**Task objective:** Search the material for the string "Current", then return every line where it is found.

**Data provided:**
※ ※ ※

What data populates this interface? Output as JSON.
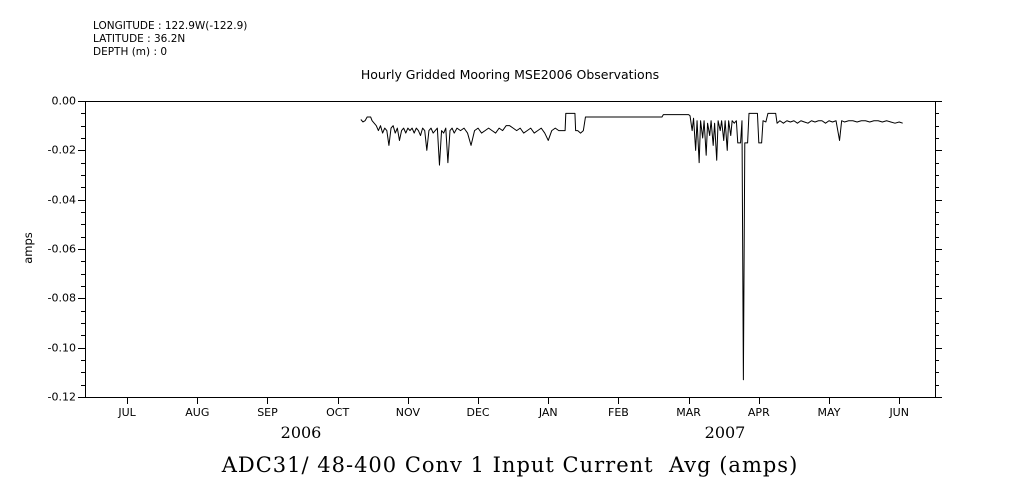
{
  "header": {
    "longitude": "LONGITUDE : 122.9W(-122.9)",
    "latitude": "LATITUDE : 36.2N",
    "depth": "DEPTH (m) : 0"
  },
  "plot": {
    "title": "Hourly Gridded Mooring MSE2006 Observations",
    "ylabel": "amps",
    "bottom_title": "ADC31/ 48-400 Conv 1 Input Current  Avg (amps)",
    "year_labels": [
      {
        "text": "2006"
      },
      {
        "text": "2007"
      }
    ]
  },
  "chart_data": {
    "type": "line",
    "title": "Hourly Gridded Mooring MSE2006 Observations",
    "xlabel": "",
    "ylabel": "amps",
    "x_unit": "months, 0 = JUL 2006 tick, 11 = JUN 2007 tick",
    "xlim": [
      -0.6,
      11.51
    ],
    "ylim": [
      -0.12,
      0.0
    ],
    "x_tick_positions": [
      0,
      1,
      2,
      3,
      4,
      5,
      6,
      7,
      8,
      9,
      10,
      11
    ],
    "x_tick_labels": [
      "JUL",
      "AUG",
      "SEP",
      "OCT",
      "NOV",
      "DEC",
      "JAN",
      "FEB",
      "MAR",
      "APR",
      "MAY",
      "JUN"
    ],
    "y_tick_values": [
      0,
      -0.02,
      -0.04,
      -0.06,
      -0.08,
      -0.1,
      -0.12
    ],
    "y_tick_labels": [
      "0.00",
      "-0.02",
      "-0.04",
      "-0.06",
      "-0.08",
      "-0.10",
      "-0.12"
    ],
    "y_minor_step": 0.005,
    "grid": false,
    "legend": "none",
    "line_color": "#000000",
    "background": "#ffffff",
    "series": [
      {
        "name": "ADC31/ 48-400 Conv 1 Input Current Avg (amps)",
        "points": [
          [
            3.33,
            -0.0075
          ],
          [
            3.36,
            -0.0085
          ],
          [
            3.39,
            -0.008
          ],
          [
            3.42,
            -0.0065
          ],
          [
            3.47,
            -0.0065
          ],
          [
            3.49,
            -0.008
          ],
          [
            3.52,
            -0.009
          ],
          [
            3.55,
            -0.01
          ],
          [
            3.58,
            -0.012
          ],
          [
            3.61,
            -0.01
          ],
          [
            3.64,
            -0.013
          ],
          [
            3.67,
            -0.011
          ],
          [
            3.7,
            -0.012
          ],
          [
            3.73,
            -0.018
          ],
          [
            3.76,
            -0.011
          ],
          [
            3.79,
            -0.01
          ],
          [
            3.82,
            -0.013
          ],
          [
            3.85,
            -0.011
          ],
          [
            3.88,
            -0.016
          ],
          [
            3.91,
            -0.012
          ],
          [
            3.94,
            -0.011
          ],
          [
            3.97,
            -0.013
          ],
          [
            4.0,
            -0.011
          ],
          [
            4.03,
            -0.012
          ],
          [
            4.06,
            -0.011
          ],
          [
            4.09,
            -0.013
          ],
          [
            4.12,
            -0.011
          ],
          [
            4.15,
            -0.012
          ],
          [
            4.18,
            -0.014
          ],
          [
            4.21,
            -0.011
          ],
          [
            4.24,
            -0.012
          ],
          [
            4.27,
            -0.02
          ],
          [
            4.3,
            -0.012
          ],
          [
            4.33,
            -0.011
          ],
          [
            4.36,
            -0.013
          ],
          [
            4.39,
            -0.012
          ],
          [
            4.42,
            -0.011
          ],
          [
            4.45,
            -0.026
          ],
          [
            4.48,
            -0.012
          ],
          [
            4.51,
            -0.013
          ],
          [
            4.54,
            -0.011
          ],
          [
            4.57,
            -0.025
          ],
          [
            4.6,
            -0.012
          ],
          [
            4.63,
            -0.011
          ],
          [
            4.66,
            -0.013
          ],
          [
            4.7,
            -0.011
          ],
          [
            4.75,
            -0.012
          ],
          [
            4.8,
            -0.011
          ],
          [
            4.85,
            -0.013
          ],
          [
            4.9,
            -0.018
          ],
          [
            4.95,
            -0.012
          ],
          [
            5.0,
            -0.011
          ],
          [
            5.05,
            -0.013
          ],
          [
            5.1,
            -0.012
          ],
          [
            5.15,
            -0.011
          ],
          [
            5.2,
            -0.012
          ],
          [
            5.25,
            -0.013
          ],
          [
            5.3,
            -0.011
          ],
          [
            5.35,
            -0.012
          ],
          [
            5.4,
            -0.01
          ],
          [
            5.45,
            -0.01
          ],
          [
            5.5,
            -0.011
          ],
          [
            5.55,
            -0.012
          ],
          [
            5.6,
            -0.011
          ],
          [
            5.65,
            -0.013
          ],
          [
            5.7,
            -0.012
          ],
          [
            5.75,
            -0.011
          ],
          [
            5.8,
            -0.013
          ],
          [
            5.85,
            -0.012
          ],
          [
            5.9,
            -0.011
          ],
          [
            5.95,
            -0.013
          ],
          [
            6.0,
            -0.016
          ],
          [
            6.05,
            -0.012
          ],
          [
            6.1,
            -0.011
          ],
          [
            6.15,
            -0.012
          ],
          [
            6.2,
            -0.012
          ],
          [
            6.24,
            -0.012
          ],
          [
            6.25,
            -0.005
          ],
          [
            6.38,
            -0.005
          ],
          [
            6.39,
            -0.012
          ],
          [
            6.42,
            -0.012
          ],
          [
            6.46,
            -0.013
          ],
          [
            6.5,
            -0.012
          ],
          [
            6.53,
            -0.0065
          ],
          [
            6.7,
            -0.0065
          ],
          [
            6.9,
            -0.0065
          ],
          [
            7.1,
            -0.0065
          ],
          [
            7.3,
            -0.0065
          ],
          [
            7.5,
            -0.0065
          ],
          [
            7.62,
            -0.0065
          ],
          [
            7.64,
            -0.0055
          ],
          [
            7.8,
            -0.0055
          ],
          [
            7.95,
            -0.0055
          ],
          [
            8.0,
            -0.0055
          ],
          [
            8.02,
            -0.006
          ],
          [
            8.05,
            -0.012
          ],
          [
            8.07,
            -0.007
          ],
          [
            8.1,
            -0.02
          ],
          [
            8.12,
            -0.008
          ],
          [
            8.15,
            -0.025
          ],
          [
            8.17,
            -0.008
          ],
          [
            8.2,
            -0.015
          ],
          [
            8.22,
            -0.008
          ],
          [
            8.25,
            -0.022
          ],
          [
            8.27,
            -0.009
          ],
          [
            8.3,
            -0.014
          ],
          [
            8.32,
            -0.008
          ],
          [
            8.35,
            -0.018
          ],
          [
            8.37,
            -0.009
          ],
          [
            8.4,
            -0.024
          ],
          [
            8.42,
            -0.008
          ],
          [
            8.45,
            -0.012
          ],
          [
            8.47,
            -0.008
          ],
          [
            8.5,
            -0.016
          ],
          [
            8.52,
            -0.008
          ],
          [
            8.55,
            -0.02
          ],
          [
            8.57,
            -0.008
          ],
          [
            8.6,
            -0.014
          ],
          [
            8.62,
            -0.008
          ],
          [
            8.65,
            -0.009
          ],
          [
            8.68,
            -0.008
          ],
          [
            8.7,
            -0.017
          ],
          [
            8.74,
            -0.017
          ],
          [
            8.76,
            -0.008
          ],
          [
            8.78,
            -0.113
          ],
          [
            8.8,
            -0.017
          ],
          [
            8.84,
            -0.017
          ],
          [
            8.86,
            -0.005
          ],
          [
            8.98,
            -0.005
          ],
          [
            9.0,
            -0.017
          ],
          [
            9.04,
            -0.017
          ],
          [
            9.06,
            -0.008
          ],
          [
            9.1,
            -0.0085
          ],
          [
            9.13,
            -0.005
          ],
          [
            9.24,
            -0.005
          ],
          [
            9.26,
            -0.009
          ],
          [
            9.3,
            -0.008
          ],
          [
            9.35,
            -0.009
          ],
          [
            9.4,
            -0.008
          ],
          [
            9.45,
            -0.0085
          ],
          [
            9.5,
            -0.008
          ],
          [
            9.55,
            -0.009
          ],
          [
            9.6,
            -0.008
          ],
          [
            9.65,
            -0.0085
          ],
          [
            9.7,
            -0.009
          ],
          [
            9.75,
            -0.008
          ],
          [
            9.8,
            -0.0085
          ],
          [
            9.85,
            -0.008
          ],
          [
            9.9,
            -0.008
          ],
          [
            9.95,
            -0.009
          ],
          [
            10.0,
            -0.008
          ],
          [
            10.05,
            -0.0085
          ],
          [
            10.1,
            -0.008
          ],
          [
            10.15,
            -0.016
          ],
          [
            10.18,
            -0.008
          ],
          [
            10.22,
            -0.0085
          ],
          [
            10.28,
            -0.008
          ],
          [
            10.34,
            -0.008
          ],
          [
            10.4,
            -0.0085
          ],
          [
            10.46,
            -0.008
          ],
          [
            10.52,
            -0.008
          ],
          [
            10.58,
            -0.0085
          ],
          [
            10.64,
            -0.008
          ],
          [
            10.7,
            -0.008
          ],
          [
            10.76,
            -0.0085
          ],
          [
            10.82,
            -0.008
          ],
          [
            10.88,
            -0.0085
          ],
          [
            10.94,
            -0.009
          ],
          [
            11.0,
            -0.0085
          ],
          [
            11.05,
            -0.009
          ]
        ]
      }
    ]
  }
}
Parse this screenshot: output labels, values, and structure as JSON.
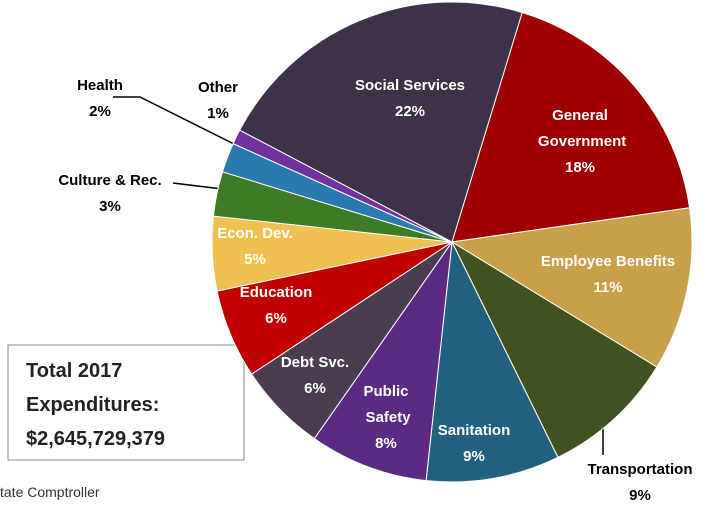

※ ※ ※

**Answer to this task:**
    "bottom_title": "ADC31/ 48-400 Conv 1 Input Current  Avg (amps)",
        "name": "ADC31/ 48-400 Conv 1 Input Current Avg (amps)",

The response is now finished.